- Objective
What lines of the data include the string "directly"? Copy them all.

Data excerpts
************

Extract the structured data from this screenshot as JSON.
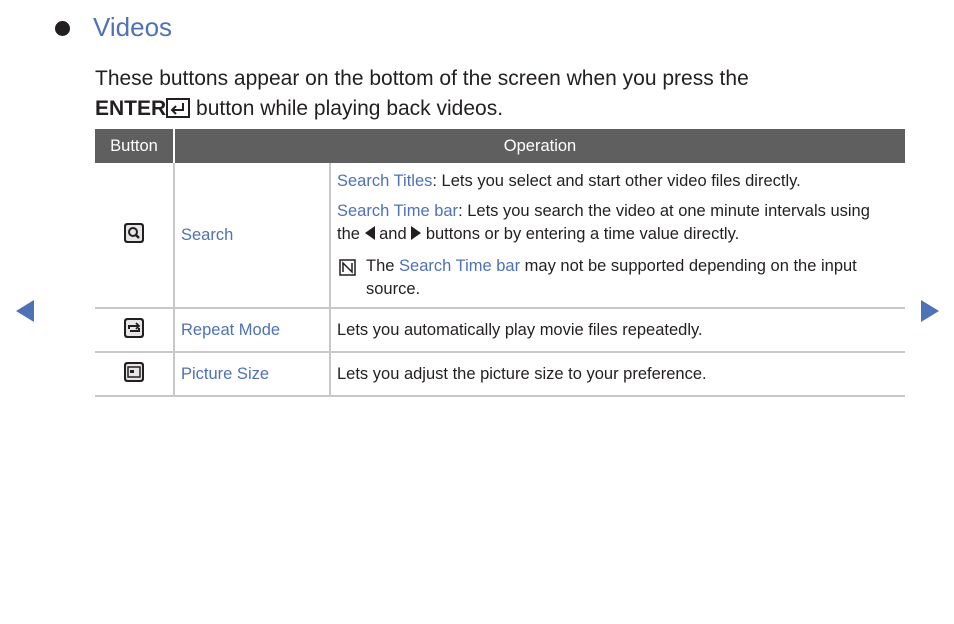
{
  "section": {
    "title": "Videos",
    "intro_before": "These buttons appear on the bottom of the screen when you press the",
    "intro_key": "ENTER",
    "intro_after": " button while playing back videos."
  },
  "table": {
    "headers": [
      "Button",
      "Operation"
    ],
    "rows": [
      {
        "icon": "search-icon",
        "name": "Search",
        "items": [
          {
            "term": "Search Titles",
            "text": ": Lets you select and start other video files directly."
          },
          {
            "term": "Search Time bar",
            "text_before": ": Lets you search the video at one minute intervals using the ",
            "and": " and ",
            "text_after": " buttons or by entering a time value directly."
          }
        ],
        "note": {
          "before": "The ",
          "term": "Search Time bar",
          "after": " may not be supported depending on the input source."
        }
      },
      {
        "icon": "repeat-icon",
        "name": "Repeat Mode",
        "text": "Lets you automatically play movie files repeatedly."
      },
      {
        "icon": "picture-size-icon",
        "name": "Picture Size",
        "text": "Lets you adjust the picture size to your preference."
      }
    ]
  },
  "colors": {
    "accent": "#4f71b5",
    "header_bg": "#5f5f5f",
    "text": "#231f20"
  }
}
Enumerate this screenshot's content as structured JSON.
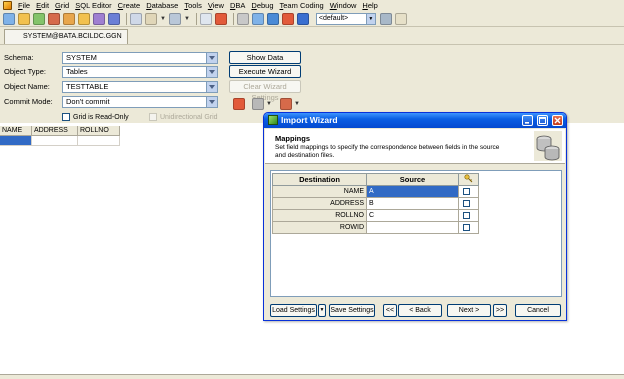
{
  "menu": [
    "File",
    "Edit",
    "Grid",
    "SQL Editor",
    "Create",
    "Database",
    "Tools",
    "View",
    "DBA",
    "Debug",
    "Team Coding",
    "Window",
    "Help"
  ],
  "toolbar": {
    "combo_value": "<default>"
  },
  "connection_tab": "SYSTEM@BATA.BCILDC.GGN",
  "form": {
    "schema_label": "Schema:",
    "schema_value": "SYSTEM",
    "object_type_label": "Object Type:",
    "object_type_value": "Tables",
    "object_name_label": "Object Name:",
    "object_name_value": "TESTTABLE",
    "commit_mode_label": "Commit Mode:",
    "commit_mode_value": "Don't commit",
    "show_data": "Show Data",
    "execute_wizard": "Execute Wizard",
    "clear_wizard": "Clear Wizard Settings",
    "grid_read_only": "Grid is Read-Only",
    "unidirectional_grid": "Unidirectional Grid"
  },
  "grid": {
    "columns": [
      "NAME",
      "ADDRESS",
      "ROLLNO"
    ]
  },
  "dialog": {
    "title": "Import Wizard",
    "header_title": "Mappings",
    "header_desc": "Set field mappings to specify the correspondence between fields in the source and destination files.",
    "table": {
      "destination_header": "Destination",
      "source_header": "Source",
      "rows": [
        {
          "destination": "NAME",
          "source": "A",
          "active": true
        },
        {
          "destination": "ADDRESS",
          "source": "B",
          "active": false
        },
        {
          "destination": "ROLLNO",
          "source": "C",
          "active": false
        },
        {
          "destination": "ROWID",
          "source": "",
          "active": false
        }
      ]
    },
    "buttons": {
      "load": "Load Settings",
      "save": "Save Settings",
      "first": "<<",
      "back": "< Back",
      "next": "Next >",
      "last": ">>",
      "cancel": "Cancel"
    }
  }
}
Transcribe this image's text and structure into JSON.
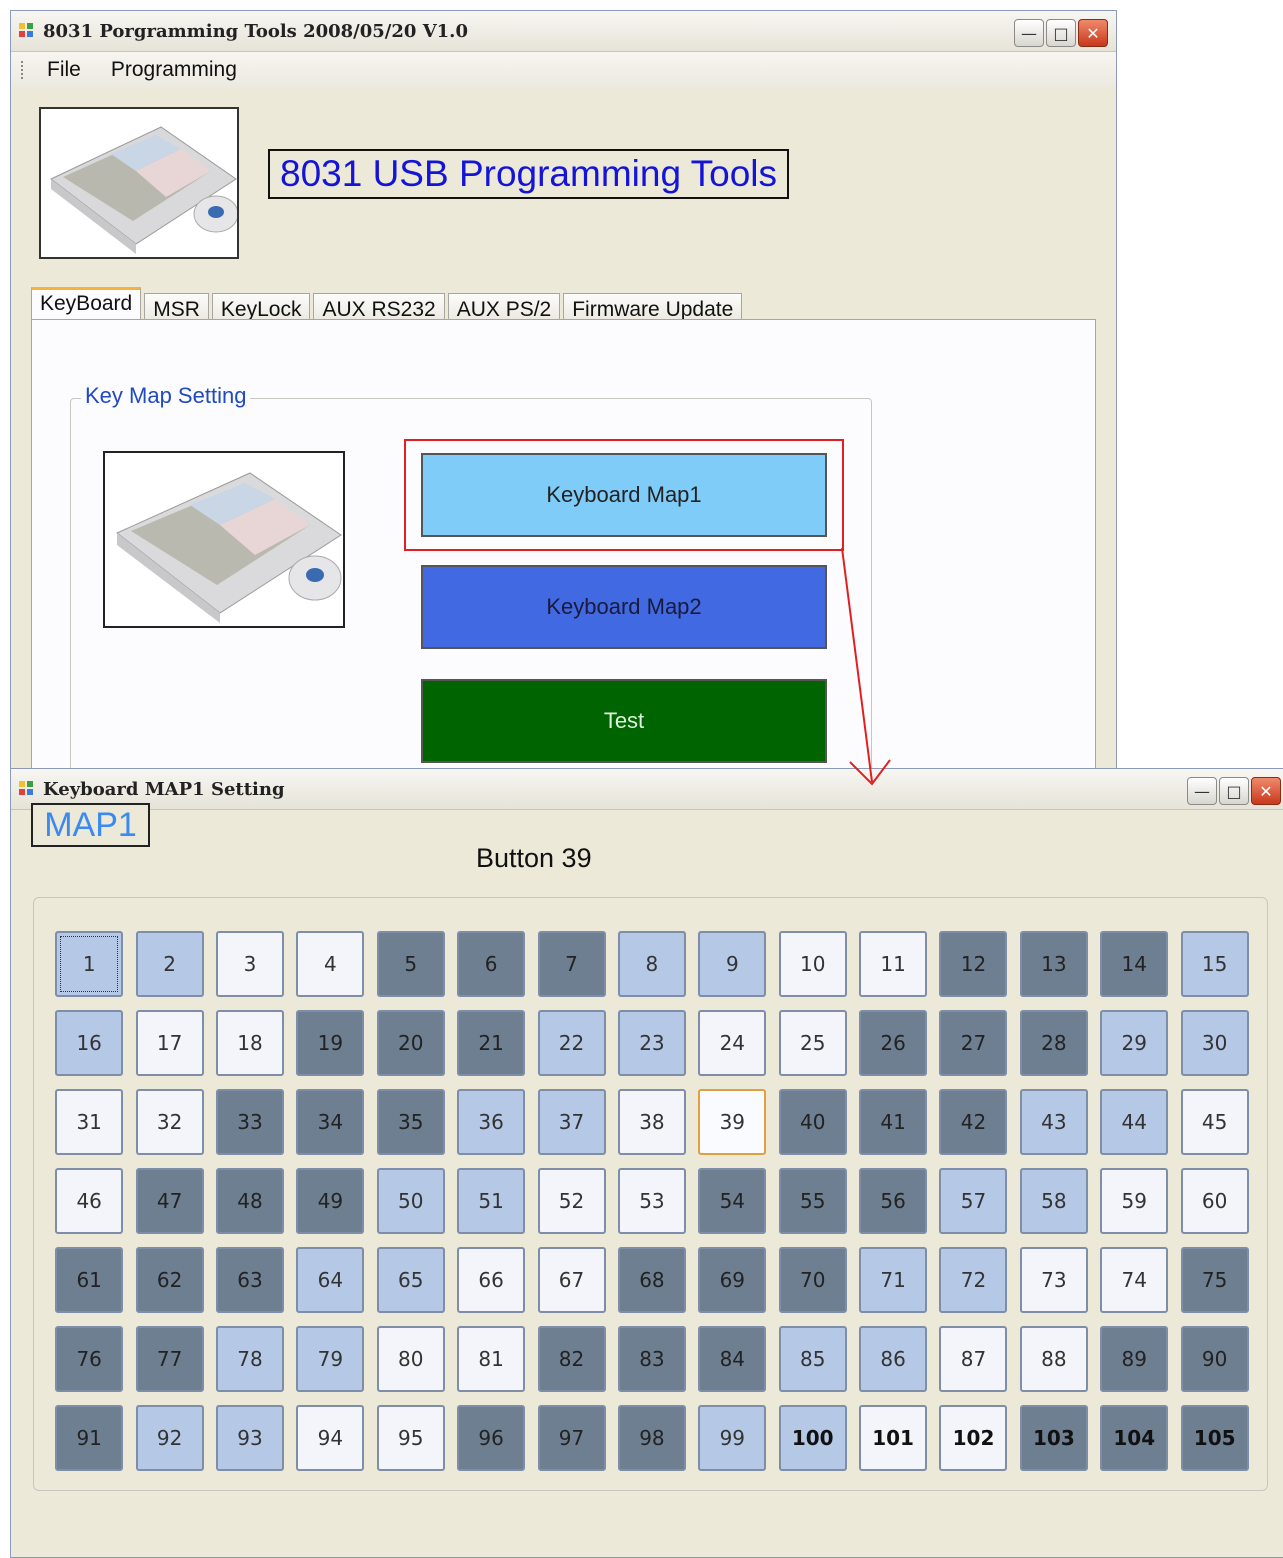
{
  "main_window": {
    "title": "8031 Porgramming Tools 2008/05/20 V1.0",
    "menu": [
      "File",
      "Programming"
    ],
    "app_title": "8031 USB Programming Tools",
    "tabs": [
      "KeyBoard",
      "MSR",
      "KeyLock",
      "AUX RS232",
      "AUX PS/2",
      "Firmware Update"
    ],
    "active_tab": "KeyBoard",
    "group_title": "Key Map Setting",
    "buttons": {
      "map1": {
        "label": "Keyboard Map1",
        "color": "#80ccf8"
      },
      "map2": {
        "label": "Keyboard Map2",
        "color": "#4169e1"
      },
      "test": {
        "label": "Test",
        "color": "#006400"
      }
    },
    "highlight_color": "#e02020"
  },
  "map_window": {
    "title": "Keyboard MAP1 Setting",
    "map_label": "MAP1",
    "status": "Button 39",
    "selected_key": 39,
    "focused_key": 1,
    "keys": [
      {
        "n": "1",
        "s": "l"
      },
      {
        "n": "2",
        "s": "l"
      },
      {
        "n": "3",
        "s": "w"
      },
      {
        "n": "4",
        "s": "w"
      },
      {
        "n": "5",
        "s": "d"
      },
      {
        "n": "6",
        "s": "d"
      },
      {
        "n": "7",
        "s": "d"
      },
      {
        "n": "8",
        "s": "l"
      },
      {
        "n": "9",
        "s": "l"
      },
      {
        "n": "10",
        "s": "w"
      },
      {
        "n": "11",
        "s": "w"
      },
      {
        "n": "12",
        "s": "d"
      },
      {
        "n": "13",
        "s": "d"
      },
      {
        "n": "14",
        "s": "d"
      },
      {
        "n": "15",
        "s": "l"
      },
      {
        "n": "16",
        "s": "l"
      },
      {
        "n": "17",
        "s": "w"
      },
      {
        "n": "18",
        "s": "w"
      },
      {
        "n": "19",
        "s": "d"
      },
      {
        "n": "20",
        "s": "d"
      },
      {
        "n": "21",
        "s": "d"
      },
      {
        "n": "22",
        "s": "l"
      },
      {
        "n": "23",
        "s": "l"
      },
      {
        "n": "24",
        "s": "w"
      },
      {
        "n": "25",
        "s": "w"
      },
      {
        "n": "26",
        "s": "d"
      },
      {
        "n": "27",
        "s": "d"
      },
      {
        "n": "28",
        "s": "d"
      },
      {
        "n": "29",
        "s": "l"
      },
      {
        "n": "30",
        "s": "l"
      },
      {
        "n": "31",
        "s": "w"
      },
      {
        "n": "32",
        "s": "w"
      },
      {
        "n": "33",
        "s": "d"
      },
      {
        "n": "34",
        "s": "d"
      },
      {
        "n": "35",
        "s": "d"
      },
      {
        "n": "36",
        "s": "l"
      },
      {
        "n": "37",
        "s": "l"
      },
      {
        "n": "38",
        "s": "w"
      },
      {
        "n": "39",
        "s": "w"
      },
      {
        "n": "40",
        "s": "d"
      },
      {
        "n": "41",
        "s": "d"
      },
      {
        "n": "42",
        "s": "d"
      },
      {
        "n": "43",
        "s": "l"
      },
      {
        "n": "44",
        "s": "l"
      },
      {
        "n": "45",
        "s": "w"
      },
      {
        "n": "46",
        "s": "w"
      },
      {
        "n": "47",
        "s": "d"
      },
      {
        "n": "48",
        "s": "d"
      },
      {
        "n": "49",
        "s": "d"
      },
      {
        "n": "50",
        "s": "l"
      },
      {
        "n": "51",
        "s": "l"
      },
      {
        "n": "52",
        "s": "w"
      },
      {
        "n": "53",
        "s": "w"
      },
      {
        "n": "54",
        "s": "d"
      },
      {
        "n": "55",
        "s": "d"
      },
      {
        "n": "56",
        "s": "d"
      },
      {
        "n": "57",
        "s": "l"
      },
      {
        "n": "58",
        "s": "l"
      },
      {
        "n": "59",
        "s": "w"
      },
      {
        "n": "60",
        "s": "w"
      },
      {
        "n": "61",
        "s": "d"
      },
      {
        "n": "62",
        "s": "d"
      },
      {
        "n": "63",
        "s": "d"
      },
      {
        "n": "64",
        "s": "l"
      },
      {
        "n": "65",
        "s": "l"
      },
      {
        "n": "66",
        "s": "w"
      },
      {
        "n": "67",
        "s": "w"
      },
      {
        "n": "68",
        "s": "d"
      },
      {
        "n": "69",
        "s": "d"
      },
      {
        "n": "70",
        "s": "d"
      },
      {
        "n": "71",
        "s": "l"
      },
      {
        "n": "72",
        "s": "l"
      },
      {
        "n": "73",
        "s": "w"
      },
      {
        "n": "74",
        "s": "w"
      },
      {
        "n": "75",
        "s": "d"
      },
      {
        "n": "76",
        "s": "d"
      },
      {
        "n": "77",
        "s": "d"
      },
      {
        "n": "78",
        "s": "l"
      },
      {
        "n": "79",
        "s": "l"
      },
      {
        "n": "80",
        "s": "w"
      },
      {
        "n": "81",
        "s": "w"
      },
      {
        "n": "82",
        "s": "d"
      },
      {
        "n": "83",
        "s": "d"
      },
      {
        "n": "84",
        "s": "d"
      },
      {
        "n": "85",
        "s": "l"
      },
      {
        "n": "86",
        "s": "l"
      },
      {
        "n": "87",
        "s": "w"
      },
      {
        "n": "88",
        "s": "w"
      },
      {
        "n": "89",
        "s": "d"
      },
      {
        "n": "90",
        "s": "d"
      },
      {
        "n": "91",
        "s": "d"
      },
      {
        "n": "92",
        "s": "l"
      },
      {
        "n": "93",
        "s": "l"
      },
      {
        "n": "94",
        "s": "w"
      },
      {
        "n": "95",
        "s": "w"
      },
      {
        "n": "96",
        "s": "d"
      },
      {
        "n": "97",
        "s": "d"
      },
      {
        "n": "98",
        "s": "d"
      },
      {
        "n": "99",
        "s": "l"
      },
      {
        "n": "100",
        "s": "l"
      },
      {
        "n": "101",
        "s": "w"
      },
      {
        "n": "102",
        "s": "w"
      },
      {
        "n": "103",
        "s": "d"
      },
      {
        "n": "104",
        "s": "d"
      },
      {
        "n": "105",
        "s": "d"
      }
    ]
  },
  "icons": [
    "app-icon",
    "minimize-icon",
    "maximize-icon",
    "close-icon",
    "keyboard-image",
    "arrow-icon"
  ]
}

************

- Problem solution
            "text": ": Lets you select and start other video files directly."
            "text_after": " buttons or by entering a time value directly."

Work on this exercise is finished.